(Beginning of STUDY MATERIAL)

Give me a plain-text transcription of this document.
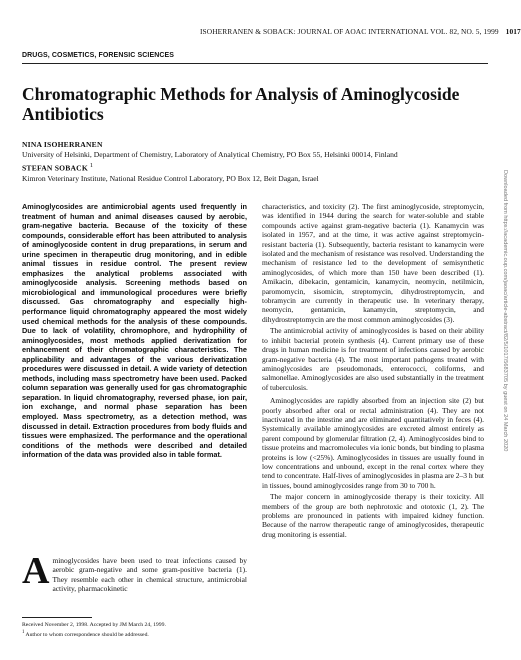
ISOHERRANEN & SOBACK: JOURNAL OF AOAC INTERNATIONAL VOL. 82, NO. 5, 1999 1017
DRUGS, COSMETICS, FORENSIC SCIENCES
Chromatographic Methods for Analysis of Aminoglycoside Antibiotics
NINA ISOHERRANEN
University of Helsinki, Department of Chemistry, Laboratory of Analytical Chemistry, PO Box 55, Helsinki 00014, Finland
STEFAN SOBACK $^1$
Kimron Veterinary Institute, National Residue Control Laboratory, PO Box 12, Beit Dagan, Israel	Downloaded from https://academic.oup.com/jaoac/article-abstract/82/5/1017/5683705 by guest on 24 March 2020

Aminoglycosides are antimicrobial agents used frequently in treatment of human and animal diseases caused by aerobic, gram-negative bacteria. Because of the toxicity of these compounds, considerable effort has been attributed to analysis of aminoglycoside content in drug preparations, in serum and urine specimen in therapeutic drug monitoring, and in edible animal tissues in residue control. The present review emphasizes the analytical problems associated with aminoglycoside analysis. Screening methods based on microbiological and immunological procedures were briefly discussed. Gas chromatography and especially high-performance liquid chromatography appeared the most widely used chemical methods for the analysis of these compounds. Due to lack of volatility, chromophore, and hydrophility of aminoglycosides, most methods applied derivatization for enhancement of their chromatographic characteristics. The applicability and advantages of the various derivatization procedures were discussed in detail. A wide variety of detection methods, including mass spectrometry have been used. Packed column separation was generally used for gas chromatographic separation. In liquid chromatography, reversed phase, ion pair, ion exchange, and normal phase separation has been employed. Mass spectrometry, as a detection method, was discussed in detail. Extraction procedures from body fluids and tissues were emphasized. The performance and the operational conditions of the methods were described and detailed information of the data was provided also in table format.

Aminoglycosides have been used to treat infections caused by aerobic gram-negative and some gram-positive bacteria (1). They resemble each other in chemical structure, antimicrobial activity, pharmacokinetic

Received November 2, 1998. Accepted by JM March 24, 1999.
$^1$ Author to whom correspondence should be addressed.

characteristics, and toxicity (2). The first aminoglycoside, streptomycin, was identified in 1944 during the search for water-soluble and stable compounds active against gram-negative bacteria (1). Kanamycin was isolated in 1957, and at the time, it was active against streptomycin-resistant bacteria (1). Subsequently, bacteria resistant to kanamycin were isolated and the mechanism of resistance was resolved. Understanding the mechanism of resistance led to the development of semisynthetic aminoglycosides, of which more than 150 have been described (1). Amikacin, dibekacin, gentamicin, kanamycin, neomycin, netilmicin, paromomycin, sisomicin, streptomycin, dihydrostreptomycin, and tobramycin are currently in therapeutic use. In veterinary therapy, neomycin, gentamicin, kanamycin, streptomycin, and dihydrostreptomycin are the most common aminoglycosides (3).

The antimicrobial activity of aminoglycosides is based on their ability to inhibit bacterial protein synthesis (4). Current primary use of these drugs in human medicine is for treatment of infections caused by aerobic gram-negative bacteria (4). The most important pathogens treated with aminoglycosides are pseudomonads, enterococci, coliforms, and salmonellae. Aminoglycosides are also used substantially in the treatment of tuberculosis.

Aminoglycosides are rapidly absorbed from an injection site (2) but poorly absorbed after oral or rectal administration (4). They are not inactivated in the intestine and are eliminated quantitatively in feces (4). Systemically available aminoglycosides are excreted almost entirely as parent compound by glomerular filtration (2, 4). Aminoglycosides bind to tissue proteins and macromolecules via ionic bonds, but binding to plasma proteins is low (<25%). Aminoglycosides in tissues are usually found in low concentrations and unbound, except in the renal cortex where they tend to concentrate. Half-lives of aminoglycosides in plasma are 2–3 h but in tissues, bound aminoglycosides range from 30 to 700 h.

The major concern in aminoglycoside therapy is their toxicity. All members of the group are both nephrotoxic and ototoxic (1, 2). The problems are pronounced in patients with impaired kidney function. Because of the narrow therapeutic range of aminoglycosides, therapeutic drug monitoring is essential.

(End of STUDY MATERIAL)

AIM OF THE EXERCISE
Across the records above, count the lines holding "Laboratory" and write down only that count.

WRITTEN ANSWER
2